▶ **REQUIREMENTS**: Transcribe every line exactly. Leave the pictures behind.

[Records from a dataset]
──────────────────────────────

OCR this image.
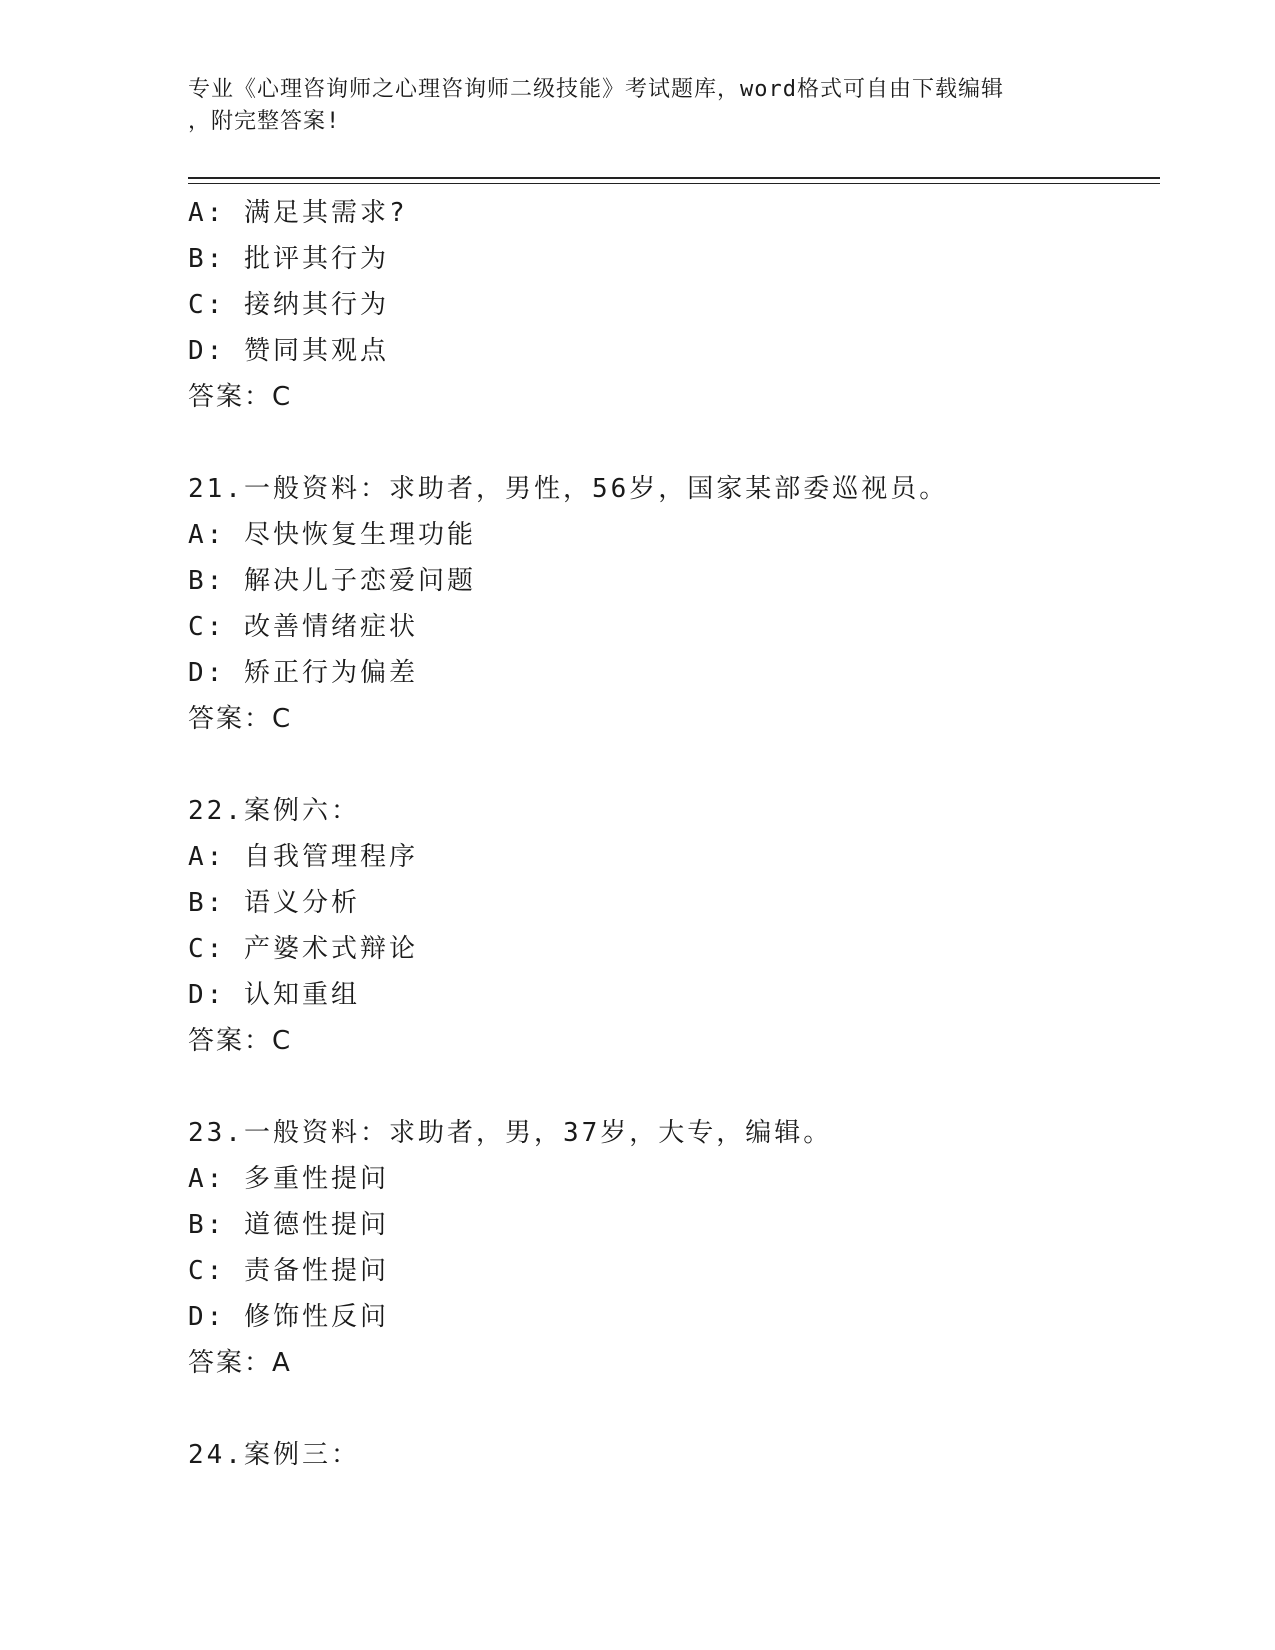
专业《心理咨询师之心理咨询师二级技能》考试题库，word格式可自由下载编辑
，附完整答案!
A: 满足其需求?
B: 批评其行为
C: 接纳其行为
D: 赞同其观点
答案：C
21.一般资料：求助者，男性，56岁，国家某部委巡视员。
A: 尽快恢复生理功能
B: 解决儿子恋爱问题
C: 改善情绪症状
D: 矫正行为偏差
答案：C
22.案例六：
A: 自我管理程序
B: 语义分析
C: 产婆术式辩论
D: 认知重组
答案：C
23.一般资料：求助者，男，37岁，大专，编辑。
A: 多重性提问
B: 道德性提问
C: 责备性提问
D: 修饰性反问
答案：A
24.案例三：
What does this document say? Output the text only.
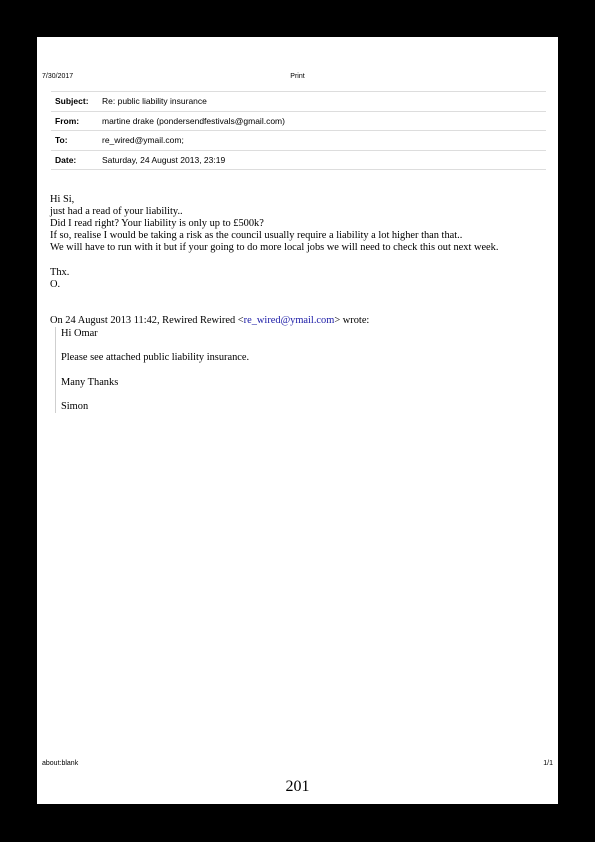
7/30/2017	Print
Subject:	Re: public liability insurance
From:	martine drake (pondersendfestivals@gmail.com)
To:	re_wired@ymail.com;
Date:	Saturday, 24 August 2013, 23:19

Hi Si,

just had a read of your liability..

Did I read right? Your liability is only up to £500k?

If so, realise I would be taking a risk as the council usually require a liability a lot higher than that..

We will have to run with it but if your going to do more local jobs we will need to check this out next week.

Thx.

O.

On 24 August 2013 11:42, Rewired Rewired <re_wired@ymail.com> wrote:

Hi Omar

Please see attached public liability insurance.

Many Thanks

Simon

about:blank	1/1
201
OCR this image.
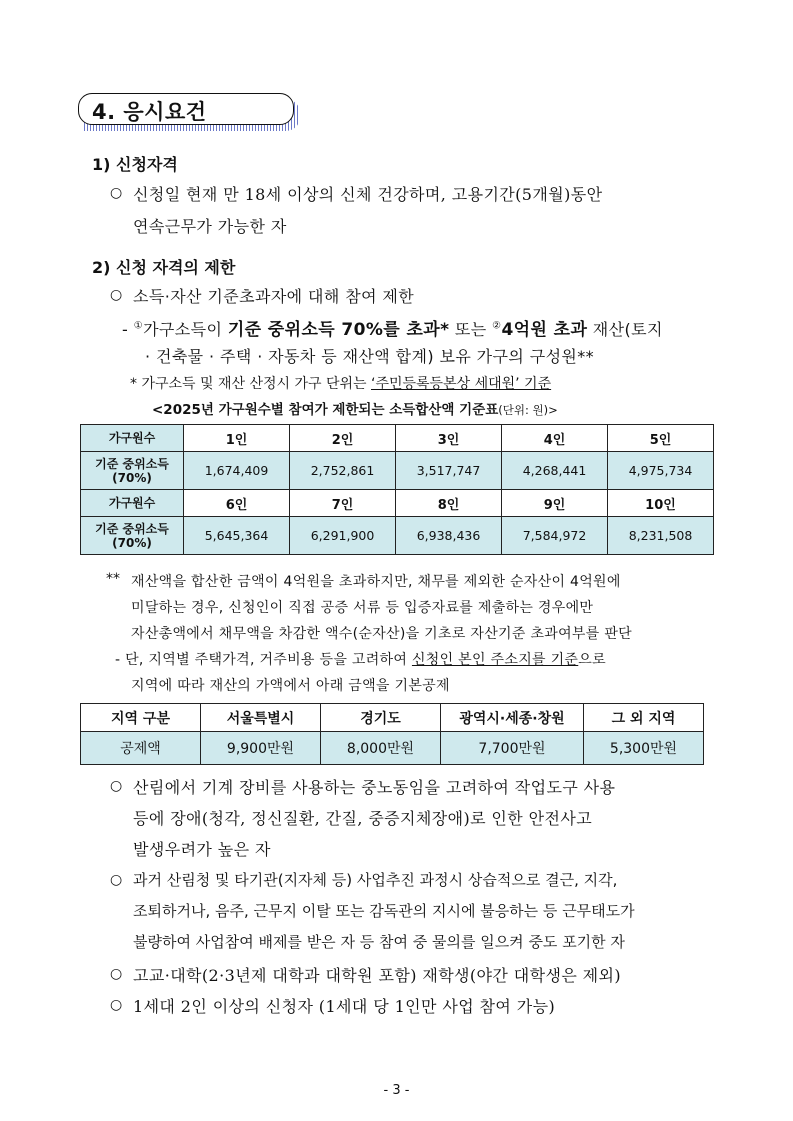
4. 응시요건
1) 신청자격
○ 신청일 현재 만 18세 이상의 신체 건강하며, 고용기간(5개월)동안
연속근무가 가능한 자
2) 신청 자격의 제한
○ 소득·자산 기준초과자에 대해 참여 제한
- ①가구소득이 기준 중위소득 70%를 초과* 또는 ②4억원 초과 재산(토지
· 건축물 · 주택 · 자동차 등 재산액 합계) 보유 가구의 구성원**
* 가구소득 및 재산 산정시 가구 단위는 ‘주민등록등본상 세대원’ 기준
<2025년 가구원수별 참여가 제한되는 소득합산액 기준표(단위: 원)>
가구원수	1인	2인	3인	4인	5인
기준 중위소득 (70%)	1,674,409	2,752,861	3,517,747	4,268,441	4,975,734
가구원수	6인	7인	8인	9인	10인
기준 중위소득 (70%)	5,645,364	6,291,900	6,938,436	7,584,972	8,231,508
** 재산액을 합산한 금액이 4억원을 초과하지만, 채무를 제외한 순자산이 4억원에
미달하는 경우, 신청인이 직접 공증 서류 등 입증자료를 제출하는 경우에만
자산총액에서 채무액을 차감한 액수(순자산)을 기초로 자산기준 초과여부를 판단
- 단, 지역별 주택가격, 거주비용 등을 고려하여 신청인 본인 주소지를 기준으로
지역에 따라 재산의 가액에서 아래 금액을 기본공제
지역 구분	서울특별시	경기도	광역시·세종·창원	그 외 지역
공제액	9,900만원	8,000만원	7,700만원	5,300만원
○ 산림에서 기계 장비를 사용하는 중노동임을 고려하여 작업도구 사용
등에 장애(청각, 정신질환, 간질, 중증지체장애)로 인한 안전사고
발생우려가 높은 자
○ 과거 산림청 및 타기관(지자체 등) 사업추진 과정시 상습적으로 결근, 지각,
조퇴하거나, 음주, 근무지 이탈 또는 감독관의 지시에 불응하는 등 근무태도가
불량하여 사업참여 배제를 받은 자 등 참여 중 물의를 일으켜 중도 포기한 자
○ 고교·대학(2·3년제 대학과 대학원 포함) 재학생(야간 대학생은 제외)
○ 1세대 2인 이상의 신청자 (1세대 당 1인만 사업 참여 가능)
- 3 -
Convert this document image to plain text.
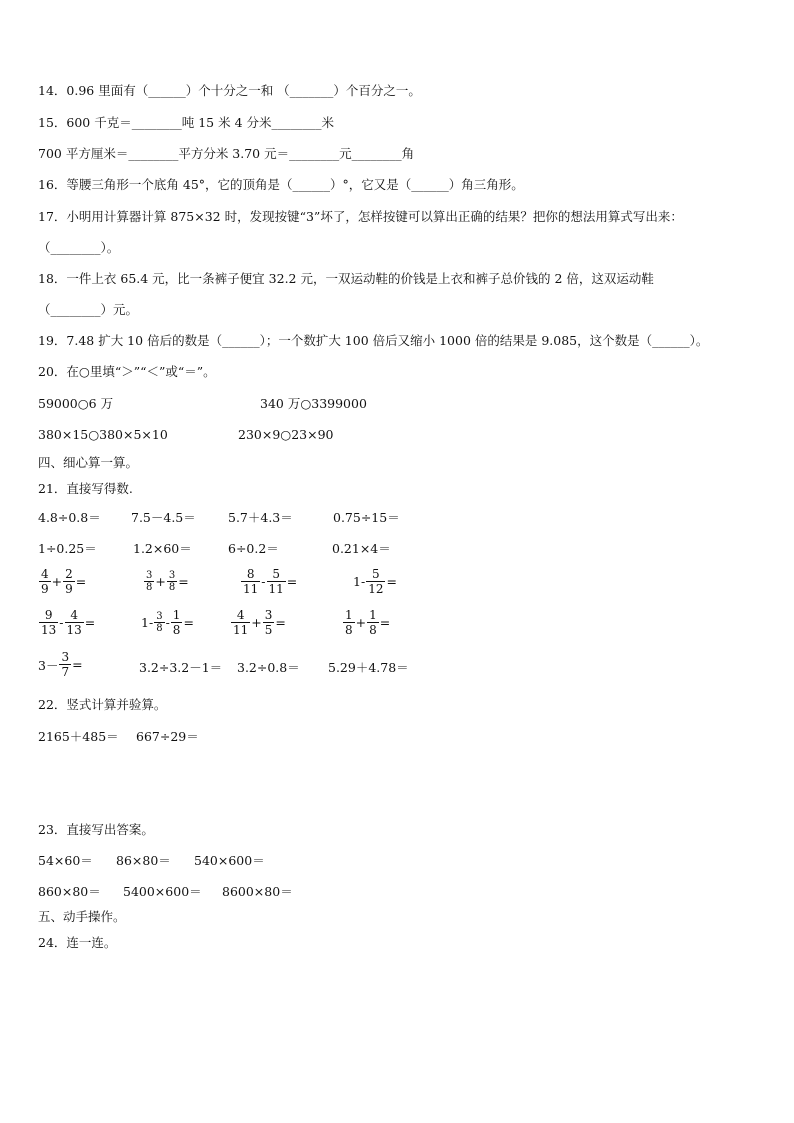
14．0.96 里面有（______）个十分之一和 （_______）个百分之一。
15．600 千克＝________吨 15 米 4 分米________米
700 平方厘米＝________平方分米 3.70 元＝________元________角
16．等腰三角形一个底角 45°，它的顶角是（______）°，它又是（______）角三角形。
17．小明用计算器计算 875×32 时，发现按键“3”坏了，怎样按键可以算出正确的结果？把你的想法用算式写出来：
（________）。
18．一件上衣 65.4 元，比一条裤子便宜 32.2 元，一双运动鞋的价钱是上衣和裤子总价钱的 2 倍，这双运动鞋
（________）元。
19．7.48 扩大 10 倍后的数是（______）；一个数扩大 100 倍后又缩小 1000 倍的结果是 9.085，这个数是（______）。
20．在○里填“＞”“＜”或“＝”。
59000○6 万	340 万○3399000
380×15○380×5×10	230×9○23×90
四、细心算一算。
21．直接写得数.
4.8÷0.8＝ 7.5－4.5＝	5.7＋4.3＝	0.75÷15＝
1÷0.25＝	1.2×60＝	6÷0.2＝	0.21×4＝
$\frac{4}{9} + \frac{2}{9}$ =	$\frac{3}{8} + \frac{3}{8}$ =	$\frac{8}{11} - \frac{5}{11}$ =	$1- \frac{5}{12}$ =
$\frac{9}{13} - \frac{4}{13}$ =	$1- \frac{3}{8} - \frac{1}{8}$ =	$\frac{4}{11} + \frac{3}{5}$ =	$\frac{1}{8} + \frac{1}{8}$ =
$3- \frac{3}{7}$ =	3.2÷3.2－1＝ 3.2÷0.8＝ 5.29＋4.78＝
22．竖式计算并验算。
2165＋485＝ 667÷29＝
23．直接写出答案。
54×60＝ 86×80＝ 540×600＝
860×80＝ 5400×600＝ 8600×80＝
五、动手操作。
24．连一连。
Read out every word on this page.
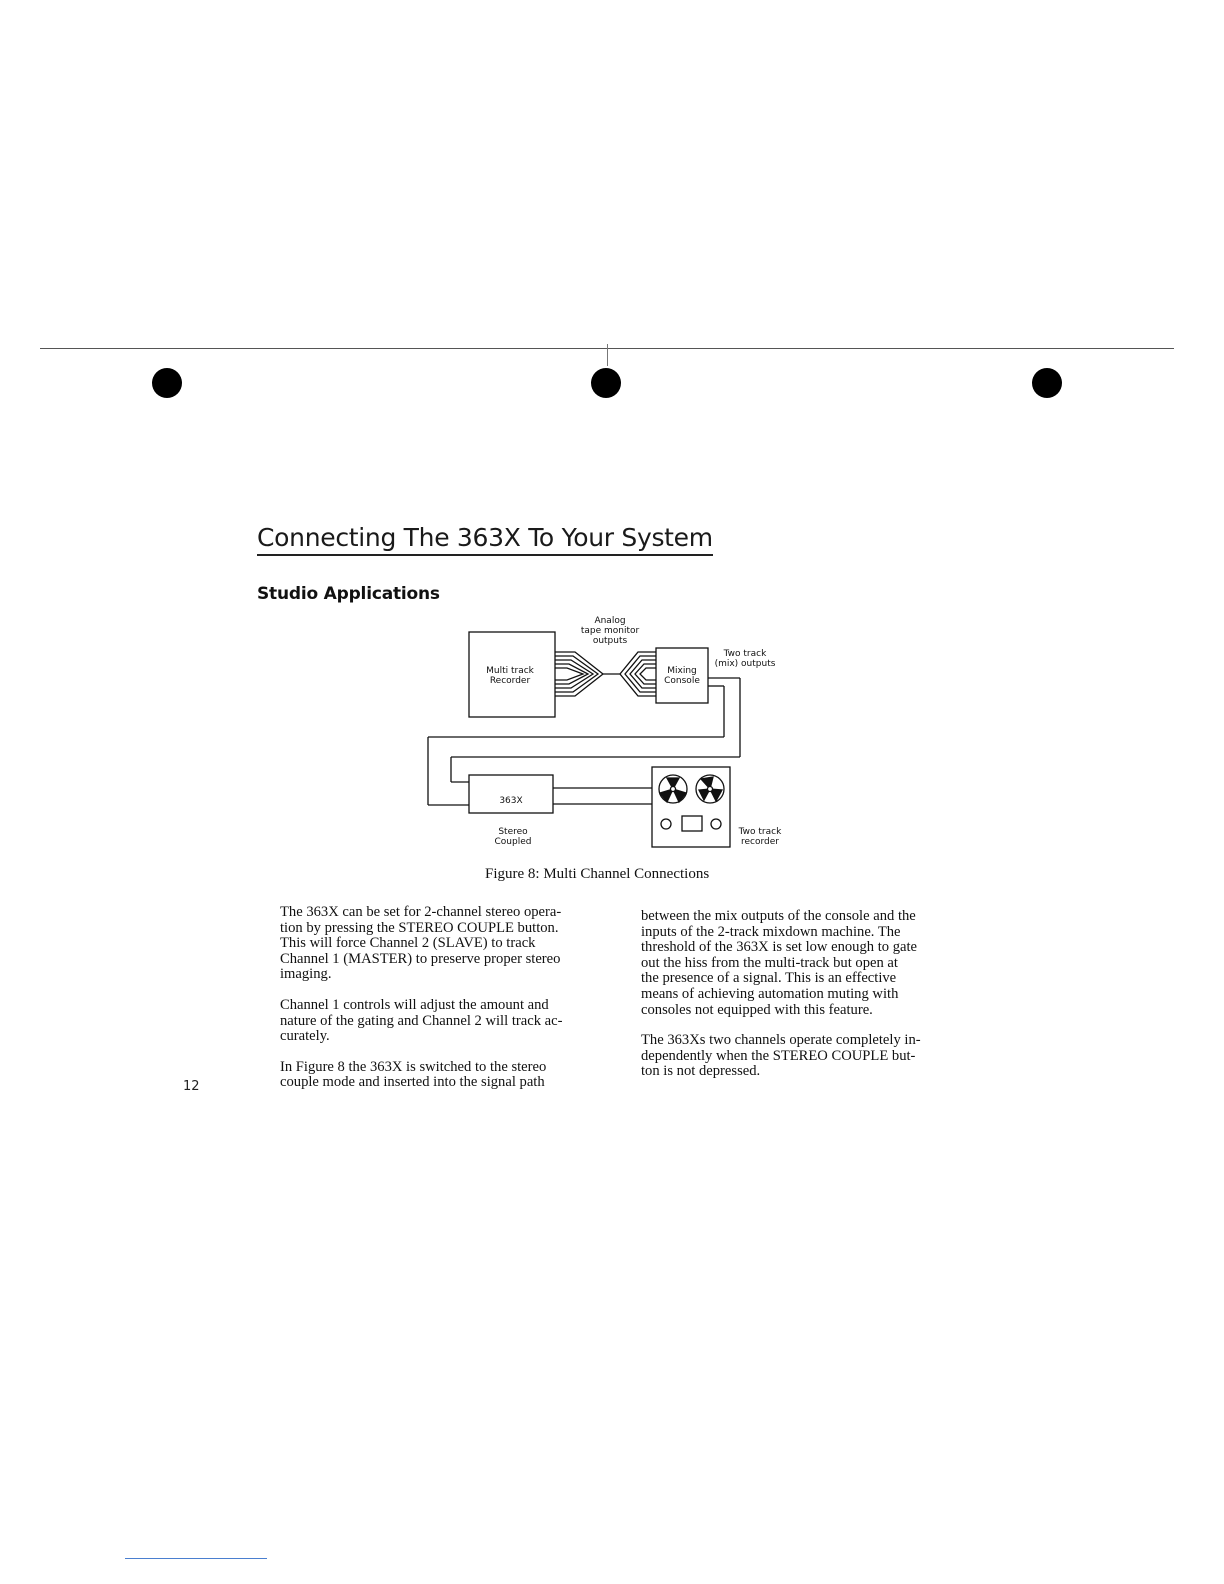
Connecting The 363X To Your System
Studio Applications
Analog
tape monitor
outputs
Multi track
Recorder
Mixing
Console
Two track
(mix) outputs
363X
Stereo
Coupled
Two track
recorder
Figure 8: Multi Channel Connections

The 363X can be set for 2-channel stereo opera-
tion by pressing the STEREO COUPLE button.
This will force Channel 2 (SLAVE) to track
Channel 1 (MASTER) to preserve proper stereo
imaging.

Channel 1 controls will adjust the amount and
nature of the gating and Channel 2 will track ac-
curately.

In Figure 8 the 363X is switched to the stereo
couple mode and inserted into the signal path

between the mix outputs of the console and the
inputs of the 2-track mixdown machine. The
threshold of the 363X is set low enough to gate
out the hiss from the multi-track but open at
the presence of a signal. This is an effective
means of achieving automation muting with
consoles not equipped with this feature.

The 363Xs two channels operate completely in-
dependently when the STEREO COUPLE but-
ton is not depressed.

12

──────────────────────────────

▶ **OUTPUT**:
OCR this image.
专业《心理咨询师之心理咨询师二级技能》考试题库，word格式可自由下载编辑
，附完整答案!
A: 满足其需求?
B: 批评其行为
C: 接纳其行为
D: 赞同其观点
答案：C
21.一般资料：求助者，男性，56岁，国家某部委巡视员。
A: 尽快恢复生理功能
B: 解决儿子恋爱问题
C: 改善情绪症状
D: 矫正行为偏差
答案：C
22.案例六：
A: 自我管理程序
B: 语义分析
C: 产婆术式辩论
D: 认知重组
答案：C
23.一般资料：求助者，男，37岁，大专，编辑。
A: 多重性提问
B: 道德性提问
C: 责备性提问
D: 修饰性反问
答案：A
24.案例三：
What does this document say? Output the text only.
7/30/2017	Print
Subject:	Re: public liability insurance
From:	martine drake (pondersendfestivals@gmail.com)
To:	re_wired@ymail.com;
Date:	Saturday, 24 August 2013, 23:19

Hi Si,

just had a read of your liability..

Did I read right? Your liability is only up to £500k?

If so, realise I would be taking a risk as the council usually require a liability a lot higher than that..

We will have to run with it but if your going to do more local jobs we will need to check this out next week.

Thx.

O.

On 24 August 2013 11:42, Rewired Rewired <re_wired@ymail.com> wrote:

Hi Omar

Please see attached public liability insurance.

Many Thanks

Simon

about:blank	1/1
201
OCR this image.
4. 응시요건
1) 신청자격
○ 신청일 현재 만 18세 이상의 신체 건강하며, 고용기간(5개월)동안
연속근무가 가능한 자
2) 신청 자격의 제한
○ 소득·자산 기준초과자에 대해 참여 제한
- ①가구소득이 기준 중위소득 70%를 초과* 또는 ②4억원 초과 재산(토지
· 건축물 · 주택 · 자동차 등 재산액 합계) 보유 가구의 구성원**
* 가구소득 및 재산 산정시 가구 단위는 ‘주민등록등본상 세대원’ 기준
<2025년 가구원수별 참여가 제한되는 소득합산액 기준표(단위: 원)>
가구원수	1인	2인	3인	4인	5인
기준 중위소득 (70%)	1,674,409	2,752,861	3,517,747	4,268,441	4,975,734
가구원수	6인	7인	8인	9인	10인
기준 중위소득 (70%)	5,645,364	6,291,900	6,938,436	7,584,972	8,231,508
** 재산액을 합산한 금액이 4억원을 초과하지만, 채무를 제외한 순자산이 4억원에
미달하는 경우, 신청인이 직접 공증 서류 등 입증자료를 제출하는 경우에만
자산총액에서 채무액을 차감한 액수(순자산)을 기초로 자산기준 초과여부를 판단
- 단, 지역별 주택가격, 거주비용 등을 고려하여 신청인 본인 주소지를 기준으로
지역에 따라 재산의 가액에서 아래 금액을 기본공제
지역 구분	서울특별시	경기도	광역시·세종·창원	그 외 지역
공제액	9,900만원	8,000만원	7,700만원	5,300만원
○ 산림에서 기계 장비를 사용하는 중노동임을 고려하여 작업도구 사용
등에 장애(청각, 정신질환, 간질, 중증지체장애)로 인한 안전사고
발생우려가 높은 자
○ 과거 산림청 및 타기관(지자체 등) 사업추진 과정시 상습적으로 결근, 지각,
조퇴하거나, 음주, 근무지 이탈 또는 감독관의 지시에 불응하는 등 근무태도가
불량하여 사업참여 배제를 받은 자 등 참여 중 물의를 일으켜 중도 포기한 자
○ 고교·대학(2·3년제 대학과 대학원 포함) 재학생(야간 대학생은 제외)
○ 1세대 2인 이상의 신청자 (1세대 당 1인만 사업 참여 가능)
- 3 -
Convert this document image to plain text.
14．0.96 里面有（______）个十分之一和 （_______）个百分之一。
15．600 千克＝________吨 15 米 4 分米________米
700 平方厘米＝________平方分米 3.70 元＝________元________角
16．等腰三角形一个底角 45°，它的顶角是（______）°，它又是（______）角三角形。
17．小明用计算器计算 875×32 时，发现按键“3”坏了，怎样按键可以算出正确的结果？把你的想法用算式写出来：
（________）。
18．一件上衣 65.4 元，比一条裤子便宜 32.2 元，一双运动鞋的价钱是上衣和裤子总价钱的 2 倍，这双运动鞋
（________）元。
19．7.48 扩大 10 倍后的数是（______）；一个数扩大 100 倍后又缩小 1000 倍的结果是 9.085，这个数是（______）。
20．在○里填“＞”“＜”或“＝”。
59000○6 万	340 万○3399000
380×15○380×5×10	230×9○23×90
四、细心算一算。
21．直接写得数.
4.8÷0.8＝ 7.5－4.5＝	5.7＋4.3＝	0.75÷15＝
1÷0.25＝	1.2×60＝	6÷0.2＝	0.21×4＝
$\frac{4}{9} + \frac{2}{9}$ =	$\frac{3}{8} + \frac{3}{8}$ =	$\frac{8}{11} - \frac{5}{11}$ =	$1- \frac{5}{12}$ =
$\frac{9}{13} - \frac{4}{13}$ =	$1- \frac{3}{8} - \frac{1}{8}$ =	$\frac{4}{11} + \frac{3}{5}$ =	$\frac{1}{8} + \frac{1}{8}$ =
$3- \frac{3}{7}$ =	3.2÷3.2－1＝ 3.2÷0.8＝ 5.29＋4.78＝
22．竖式计算并验算。
2165＋485＝ 667÷29＝
23．直接写出答案。
54×60＝ 86×80＝ 540×600＝
860×80＝ 5400×600＝ 8600×80＝
五、动手操作。
24．连一连。
Read out every word on this page.
Connecting The 363X To Your System
Studio Applications
Analog
tape monitor
outputs
Multi track
Recorder
Mixing
Console
Two track
(mix) outputs
363X
Stereo
Coupled
Two track
recorder
Figure 8: Multi Channel Connections

The 363X can be set for 2-channel stereo opera-
tion by pressing the STEREO COUPLE button.
This will force Channel 2 (SLAVE) to track
Channel 1 (MASTER) to preserve proper stereo
imaging.

Channel 1 controls will adjust the amount and
nature of the gating and Channel 2 will track ac-
curately.

In Figure 8 the 363X is switched to the stereo
couple mode and inserted into the signal path

between the mix outputs of the console and the
inputs of the 2-track mixdown machine. The
threshold of the 363X is set low enough to gate
out the hiss from the multi-track but open at
the presence of a signal. This is an effective
means of achieving automation muting with
consoles not equipped with this feature.

The 363Xs two channels operate completely in-
dependently when the STEREO COUPLE but-
ton is not depressed.

12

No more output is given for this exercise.